_Stated problem_
Reproduce the listing below in full and without alteration, apart from its pictures.

[Data items]

'''

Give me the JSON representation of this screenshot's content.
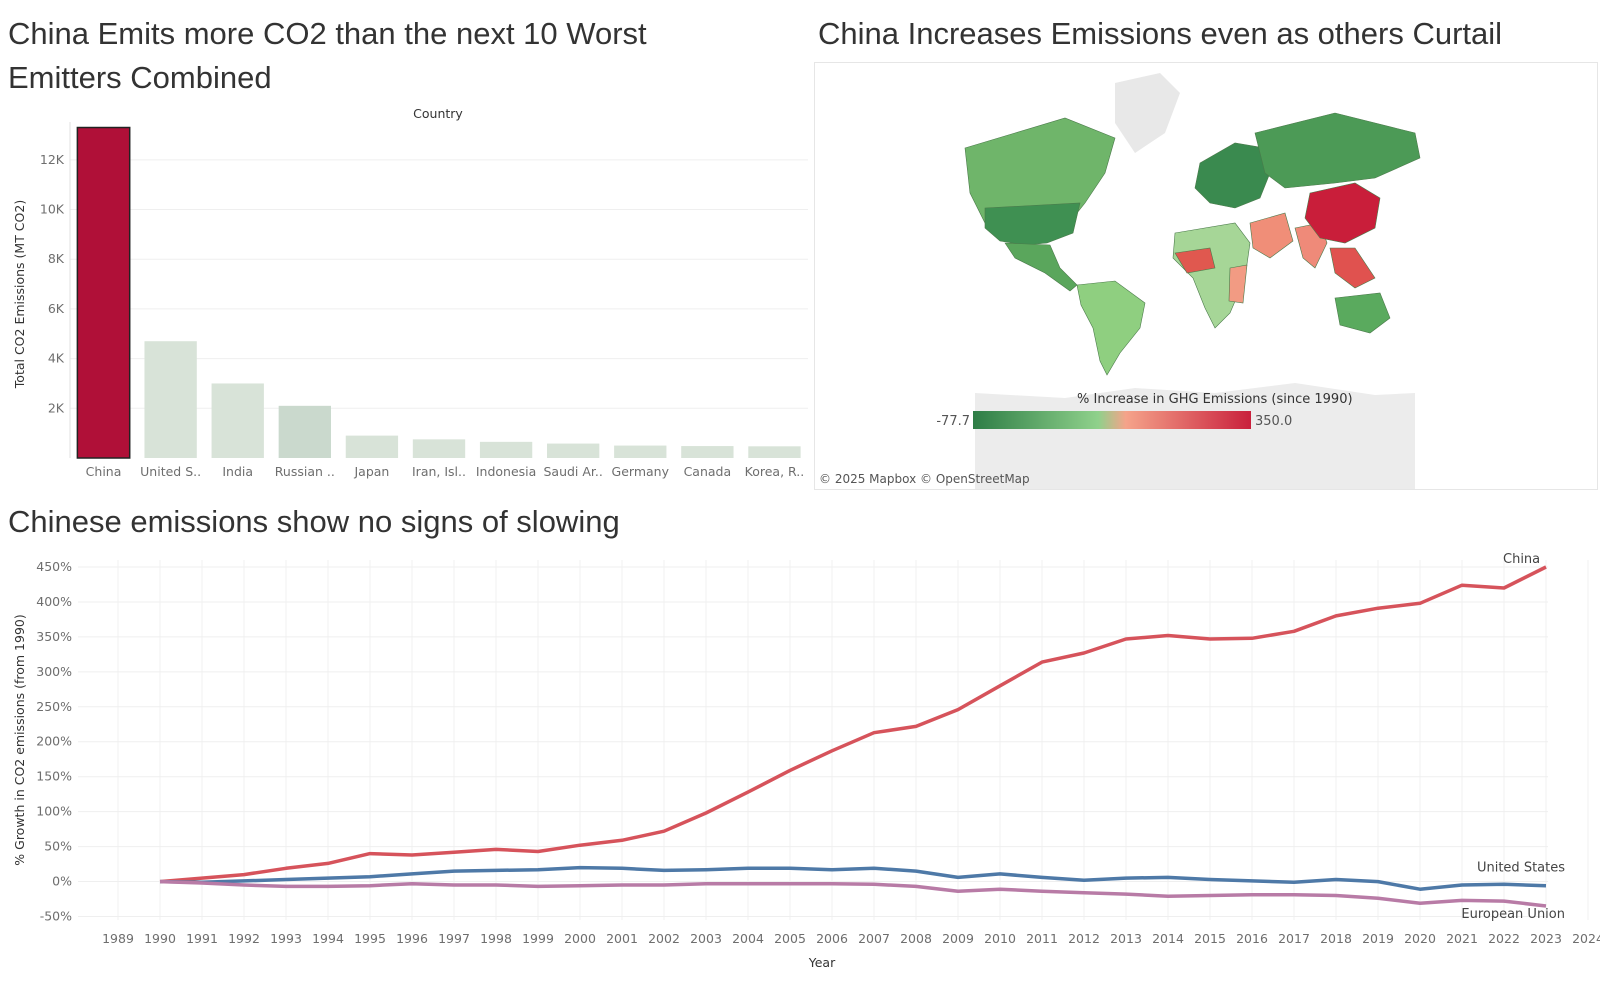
{
  "titles": {
    "bar": "China Emits more CO2 than the next 10 Worst Emitters Combined",
    "map": "China Increases Emissions even as others Curtail",
    "line": "Chinese emissions show no signs of slowing"
  },
  "map": {
    "legend_title": "% Increase in GHG Emissions (since 1990)",
    "legend_min": "-77.7",
    "legend_max": "350.0",
    "attribution": "© 2025 Mapbox © OpenStreetMap",
    "colors": {
      "low": "#2e7d46",
      "mid_low": "#8fd18b",
      "mid_high": "#f5a38a",
      "high": "#c9203c"
    }
  },
  "chart_data": [
    {
      "type": "bar",
      "title": "China Emits more CO2 than the next 10 Worst Emitters Combined",
      "header": "Country",
      "ylabel": "Total CO2 Emissions (MT CO2)",
      "ylim": [
        0,
        13200
      ],
      "yticks": [
        2000,
        4000,
        6000,
        8000,
        10000,
        12000
      ],
      "ytick_labels": [
        "2K",
        "4K",
        "6K",
        "8K",
        "10K",
        "12K"
      ],
      "categories": [
        "China",
        "United S..",
        "India",
        "Russian ..",
        "Japan",
        "Iran, Isl..",
        "Indonesia",
        "Saudi Ar..",
        "Germany",
        "Canada",
        "Korea, R.."
      ],
      "values": [
        13300,
        4700,
        3000,
        2100,
        900,
        750,
        650,
        580,
        500,
        480,
        470
      ],
      "colors": [
        "#b01038",
        "#d8e3d8",
        "#d8e3d8",
        "#cad9cd",
        "#d8e3d8",
        "#d8e3d8",
        "#d8e3d8",
        "#d8e3d8",
        "#d8e3d8",
        "#d8e3d8",
        "#d8e3d8"
      ]
    },
    {
      "type": "line",
      "title": "Chinese emissions show no signs of slowing",
      "xlabel": "Year",
      "ylabel": "% Growth in CO2 emissions (from 1990)",
      "x_ticks": [
        1989,
        1990,
        1991,
        1992,
        1993,
        1994,
        1995,
        1996,
        1997,
        1998,
        1999,
        2000,
        2001,
        2002,
        2003,
        2004,
        2005,
        2006,
        2007,
        2008,
        2009,
        2010,
        2011,
        2012,
        2013,
        2014,
        2015,
        2016,
        2017,
        2018,
        2019,
        2020,
        2021,
        2022,
        2023,
        2024
      ],
      "xlim": [
        1989,
        2024
      ],
      "ylim": [
        -55,
        460
      ],
      "yticks": [
        -50,
        0,
        50,
        100,
        150,
        200,
        250,
        300,
        350,
        400,
        450
      ],
      "ytick_labels": [
        "-50%",
        "0%",
        "50%",
        "100%",
        "150%",
        "200%",
        "250%",
        "300%",
        "350%",
        "400%",
        "450%"
      ],
      "x": [
        1990,
        1991,
        1992,
        1993,
        1994,
        1995,
        1996,
        1997,
        1998,
        1999,
        2000,
        2001,
        2002,
        2003,
        2004,
        2005,
        2006,
        2007,
        2008,
        2009,
        2010,
        2011,
        2012,
        2013,
        2014,
        2015,
        2016,
        2017,
        2018,
        2019,
        2020,
        2021,
        2022,
        2023
      ],
      "series": [
        {
          "name": "China",
          "color": "#d6535b",
          "values": [
            0,
            5,
            10,
            19,
            26,
            40,
            38,
            42,
            46,
            43,
            52,
            59,
            72,
            98,
            128,
            159,
            187,
            213,
            222,
            246,
            280,
            314,
            327,
            347,
            352,
            347,
            348,
            358,
            380,
            391,
            398,
            424,
            420,
            450
          ]
        },
        {
          "name": "United States",
          "color": "#4e79a7",
          "values": [
            0,
            -1,
            1,
            3,
            5,
            7,
            11,
            15,
            16,
            17,
            20,
            19,
            16,
            17,
            19,
            19,
            17,
            19,
            15,
            6,
            11,
            6,
            2,
            5,
            6,
            3,
            1,
            -1,
            3,
            0,
            -11,
            -5,
            -4,
            -6
          ]
        },
        {
          "name": "European Union",
          "color": "#b87ba6",
          "values": [
            0,
            -2,
            -5,
            -7,
            -7,
            -6,
            -3,
            -5,
            -5,
            -7,
            -6,
            -5,
            -5,
            -3,
            -3,
            -3,
            -3,
            -4,
            -7,
            -14,
            -11,
            -14,
            -16,
            -18,
            -21,
            -20,
            -19,
            -19,
            -20,
            -24,
            -31,
            -27,
            -28,
            -35
          ]
        }
      ]
    }
  ]
}
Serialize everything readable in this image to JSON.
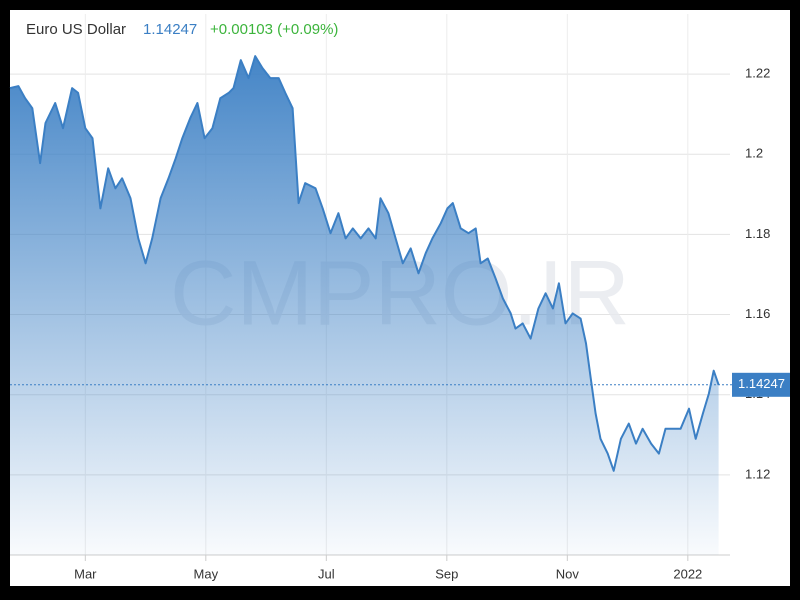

'''

_Full response_
Give me the JSON representation of this screenshot's content.
{
  "titles": {
    "bar": "China Emits more CO2 than the next 10 Worst Emitters Combined",
    "map": "China Increases Emissions even as others Curtail",
    "line": "Chinese emissions show no signs of slowing"
  },
  "map": {
    "legend_title": "% Increase in GHG Emissions (since 1990)",
    "legend_min": "-77.7",
    "legend_max": "350.0",
    "attribution": "© 2025 Mapbox © OpenStreetMap",
    "colors": {
      "low": "#2e7d46",
      "mid_low": "#8fd18b",
      "mid_high": "#f5a38a",
      "high": "#c9203c"
    }
  },
  "chart_data": [
    {
      "type": "bar",
      "title": "China Emits more CO2 than the next 10 Worst Emitters Combined",
      "header": "Country",
      "ylabel": "Total CO2 Emissions (MT CO2)",
      "ylim": [
        0,
        13200
      ],
      "yticks": [
        2000,
        4000,
        6000,
        8000,
        10000,
        12000
      ],
      "ytick_labels": [
        "2K",
        "4K",
        "6K",
        "8K",
        "10K",
        "12K"
      ],
      "categories": [
        "China",
        "United S..",
        "India",
        "Russian ..",
        "Japan",
        "Iran, Isl..",
        "Indonesia",
        "Saudi Ar..",
        "Germany",
        "Canada",
        "Korea, R.."
      ],
      "values": [
        13300,
        4700,
        3000,
        2100,
        900,
        750,
        650,
        580,
        500,
        480,
        470
      ],
      "colors": [
        "#b01038",
        "#d8e3d8",
        "#d8e3d8",
        "#cad9cd",
        "#d8e3d8",
        "#d8e3d8",
        "#d8e3d8",
        "#d8e3d8",
        "#d8e3d8",
        "#d8e3d8",
        "#d8e3d8"
      ]
    },
    {
      "type": "line",
      "title": "Chinese emissions show no signs of slowing",
      "xlabel": "Year",
      "ylabel": "% Growth in CO2 emissions (from 1990)",
      "x_ticks": [
        1989,
        1990,
        1991,
        1992,
        1993,
        1994,
        1995,
        1996,
        1997,
        1998,
        1999,
        2000,
        2001,
        2002,
        2003,
        2004,
        2005,
        2006,
        2007,
        2008,
        2009,
        2010,
        2011,
        2012,
        2013,
        2014,
        2015,
        2016,
        2017,
        2018,
        2019,
        2020,
        2021,
        2022,
        2023,
        2024
      ],
      "xlim": [
        1989,
        2024
      ],
      "ylim": [
        -55,
        460
      ],
      "yticks": [
        -50,
        0,
        50,
        100,
        150,
        200,
        250,
        300,
        350,
        400,
        450
      ],
      "ytick_labels": [
        "-50%",
        "0%",
        "50%",
        "100%",
        "150%",
        "200%",
        "250%",
        "300%",
        "350%",
        "400%",
        "450%"
      ],
      "x": [
        1990,
        1991,
        1992,
        1993,
        1994,
        1995,
        1996,
        1997,
        1998,
        1999,
        2000,
        2001,
        2002,
        2003,
        2004,
        2005,
        2006,
        2007,
        2008,
        2009,
        2010,
        2011,
        2012,
        2013,
        2014,
        2015,
        2016,
        2017,
        2018,
        2019,
        2020,
        2021,
        2022,
        2023
      ],
      "series": [
        {
          "name": "China",
          "color": "#d6535b",
          "values": [
            0,
            5,
            10,
            19,
            26,
            40,
            38,
            42,
            46,
            43,
            52,
            59,
            72,
            98,
            128,
            159,
            187,
            213,
            222,
            246,
            280,
            314,
            327,
            347,
            352,
            347,
            348,
            358,
            380,
            391,
            398,
            424,
            420,
            450
          ]
        },
        {
          "name": "United States",
          "color": "#4e79a7",
          "values": [
            0,
            -1,
            1,
            3,
            5,
            7,
            11,
            15,
            16,
            17,
            20,
            19,
            16,
            17,
            19,
            19,
            17,
            19,
            15,
            6,
            11,
            6,
            2,
            5,
            6,
            3,
            1,
            -1,
            3,
            0,
            -11,
            -5,
            -4,
            -6
          ]
        },
        {
          "name": "European Union",
          "color": "#b87ba6",
          "values": [
            0,
            -2,
            -5,
            -7,
            -7,
            -6,
            -3,
            -5,
            -5,
            -7,
            -6,
            -5,
            -5,
            -3,
            -3,
            -3,
            -3,
            -4,
            -7,
            -14,
            -11,
            -14,
            -16,
            -18,
            -21,
            -20,
            -19,
            -19,
            -20,
            -24,
            -31,
            -27,
            -28,
            -35
          ]
        }
      ]
    }
  ]
}
Serialize everything readable in this image to JSON.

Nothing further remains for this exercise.